Dataset rows about figures:
=======

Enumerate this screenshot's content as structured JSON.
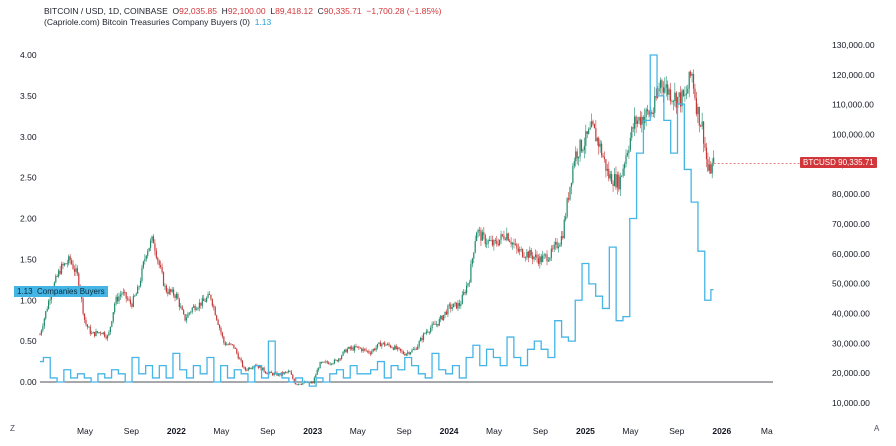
{
  "header": {
    "symbol": "BITCOIN / USD, 1D, COINBASE",
    "o_label": "O",
    "o_value": "92,035.85",
    "h_label": "H",
    "h_value": "92,100.00",
    "l_label": "L",
    "l_value": "89,418.12",
    "c_label": "C",
    "c_value": "90,335.71",
    "change": "−1,700.28 (−1.85%)",
    "indicator": "(Capriole.com) Bitcoin Treasuries Company Buyers (0)",
    "indicator_value": "1.13"
  },
  "tags": {
    "btc_label": "BTCUSD",
    "btc_value": "90,335.71",
    "left_value": "1.13",
    "left_label": "Companies Buyers"
  },
  "corners": {
    "bottom_left": "Z",
    "bottom_right": "A"
  },
  "colors": {
    "up": "#1f8a6b",
    "down": "#c43a3a",
    "indicator": "#45b5e6",
    "price_tag": "#d1363a",
    "axis": "#131722"
  },
  "chart_data": {
    "type": "line",
    "left_axis": {
      "ticks": [
        "0.00",
        "0.50",
        "1.00",
        "1.50",
        "2.00",
        "2.50",
        "3.00",
        "3.50",
        "4.00"
      ],
      "range": [
        0,
        4.0
      ]
    },
    "right_axis": {
      "ticks": [
        "10,000.00",
        "20,000.00",
        "30,000.00",
        "40,000.00",
        "50,000.00",
        "60,000.00",
        "70,000.00",
        "80,000.00",
        "90,000.00",
        "100,000.00",
        "110,000.00",
        "120,000.00",
        "130,000.00"
      ],
      "range": [
        10000,
        130000
      ]
    },
    "x_ticks": [
      {
        "label": "May",
        "t": 2021.33,
        "bold": false
      },
      {
        "label": "Sep",
        "t": 2021.67,
        "bold": false
      },
      {
        "label": "2022",
        "t": 2022.0,
        "bold": true
      },
      {
        "label": "May",
        "t": 2022.33,
        "bold": false
      },
      {
        "label": "Sep",
        "t": 2022.67,
        "bold": false
      },
      {
        "label": "2023",
        "t": 2023.0,
        "bold": true
      },
      {
        "label": "May",
        "t": 2023.33,
        "bold": false
      },
      {
        "label": "Sep",
        "t": 2023.67,
        "bold": false
      },
      {
        "label": "2024",
        "t": 2024.0,
        "bold": true
      },
      {
        "label": "May",
        "t": 2024.33,
        "bold": false
      },
      {
        "label": "Sep",
        "t": 2024.67,
        "bold": false
      },
      {
        "label": "2025",
        "t": 2025.0,
        "bold": true
      },
      {
        "label": "May",
        "t": 2025.33,
        "bold": false
      },
      {
        "label": "Sep",
        "t": 2025.67,
        "bold": false
      },
      {
        "label": "2026",
        "t": 2026.0,
        "bold": true
      },
      {
        "label": "Ma",
        "t": 2026.33,
        "bold": false
      }
    ],
    "x_range": [
      2021.0,
      2026.5
    ],
    "series": [
      {
        "name": "BTCUSD",
        "axis": "right",
        "x": [
          2021.0,
          2021.08,
          2021.15,
          2021.22,
          2021.28,
          2021.33,
          2021.38,
          2021.45,
          2021.5,
          2021.55,
          2021.6,
          2021.67,
          2021.72,
          2021.78,
          2021.83,
          2021.87,
          2021.92,
          2022.0,
          2022.06,
          2022.12,
          2022.2,
          2022.25,
          2022.3,
          2022.35,
          2022.42,
          2022.5,
          2022.58,
          2022.67,
          2022.75,
          2022.83,
          2022.87,
          2022.95,
          2023.0,
          2023.05,
          2023.1,
          2023.17,
          2023.25,
          2023.33,
          2023.42,
          2023.5,
          2023.58,
          2023.67,
          2023.75,
          2023.83,
          2023.92,
          2024.0,
          2024.08,
          2024.15,
          2024.2,
          2024.25,
          2024.33,
          2024.42,
          2024.5,
          2024.58,
          2024.67,
          2024.75,
          2024.83,
          2024.87,
          2024.92,
          2025.0,
          2025.05,
          2025.1,
          2025.17,
          2025.25,
          2025.3,
          2025.36,
          2025.42,
          2025.5,
          2025.55,
          2025.6,
          2025.67,
          2025.73,
          2025.78,
          2025.82,
          2025.86,
          2025.9,
          2025.94
        ],
        "values": [
          33000,
          47000,
          55000,
          58000,
          52000,
          37000,
          33000,
          34000,
          32000,
          44000,
          47000,
          43000,
          48000,
          61000,
          65000,
          57000,
          48000,
          46000,
          38000,
          42000,
          44000,
          46000,
          38000,
          30000,
          29000,
          21000,
          23000,
          20000,
          19500,
          20500,
          16500,
          16800,
          16700,
          23000,
          23500,
          24000,
          28000,
          28500,
          27000,
          30000,
          29000,
          26500,
          28000,
          34000,
          37000,
          42000,
          43000,
          52000,
          68000,
          65000,
          63000,
          67000,
          61000,
          60000,
          58000,
          60000,
          66000,
          78000,
          93000,
          98000,
          102000,
          97000,
          86000,
          84000,
          94000,
          104000,
          106000,
          108000,
          118000,
          115000,
          112000,
          112000,
          121000,
          108000,
          102000,
          87000,
          90300
        ]
      },
      {
        "name": "Companies Buyers",
        "axis": "left",
        "x": [
          2021.0,
          2021.05,
          2021.1,
          2021.15,
          2021.2,
          2021.25,
          2021.3,
          2021.35,
          2021.4,
          2021.45,
          2021.5,
          2021.55,
          2021.6,
          2021.65,
          2021.7,
          2021.75,
          2021.8,
          2021.85,
          2021.9,
          2021.95,
          2022.0,
          2022.05,
          2022.1,
          2022.15,
          2022.2,
          2022.25,
          2022.3,
          2022.35,
          2022.4,
          2022.45,
          2022.5,
          2022.55,
          2022.6,
          2022.65,
          2022.7,
          2022.75,
          2022.8,
          2022.85,
          2022.9,
          2022.95,
          2023.0,
          2023.05,
          2023.1,
          2023.15,
          2023.2,
          2023.25,
          2023.3,
          2023.35,
          2023.4,
          2023.45,
          2023.5,
          2023.55,
          2023.6,
          2023.65,
          2023.7,
          2023.75,
          2023.8,
          2023.85,
          2023.9,
          2023.95,
          2024.0,
          2024.05,
          2024.1,
          2024.15,
          2024.2,
          2024.25,
          2024.3,
          2024.35,
          2024.4,
          2024.45,
          2024.5,
          2024.55,
          2024.6,
          2024.65,
          2024.7,
          2024.75,
          2024.8,
          2024.85,
          2024.9,
          2024.95,
          2025.0,
          2025.05,
          2025.1,
          2025.15,
          2025.2,
          2025.25,
          2025.3,
          2025.35,
          2025.4,
          2025.45,
          2025.5,
          2025.55,
          2025.6,
          2025.65,
          2025.7,
          2025.75,
          2025.8,
          2025.85,
          2025.9,
          2025.94
        ],
        "values": [
          0.25,
          0.3,
          0.05,
          0.0,
          0.15,
          0.05,
          0.1,
          0.05,
          0.0,
          0.1,
          0.05,
          0.15,
          0.1,
          0.0,
          0.3,
          0.1,
          0.2,
          0.05,
          0.2,
          0.05,
          0.35,
          0.15,
          0.05,
          0.2,
          0.1,
          0.3,
          0.0,
          0.2,
          0.05,
          0.15,
          0.1,
          0.0,
          0.2,
          0.05,
          0.5,
          0.1,
          0.05,
          0.0,
          0.05,
          0.0,
          -0.05,
          0.05,
          0.0,
          0.1,
          0.15,
          0.05,
          0.2,
          0.1,
          0.1,
          0.15,
          0.25,
          0.05,
          0.2,
          0.15,
          0.3,
          0.2,
          0.1,
          0.05,
          0.35,
          0.15,
          0.1,
          0.2,
          0.05,
          0.3,
          0.45,
          0.2,
          0.4,
          0.3,
          0.2,
          0.55,
          0.3,
          0.2,
          0.4,
          0.5,
          0.4,
          0.3,
          0.75,
          0.55,
          0.5,
          1.0,
          1.45,
          1.2,
          1.05,
          0.9,
          1.65,
          0.75,
          0.8,
          2.0,
          2.8,
          3.2,
          4.0,
          3.5,
          3.2,
          2.8,
          3.4,
          2.6,
          2.2,
          1.6,
          1.0,
          1.13
        ]
      }
    ]
  }
}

=======

WHAT YOU WILL DO - Which lines contain "Companies"? Show each of them.

FINAL RESULT -
    "left_label": "Companies Buyers"
        "name": "Companies Buyers",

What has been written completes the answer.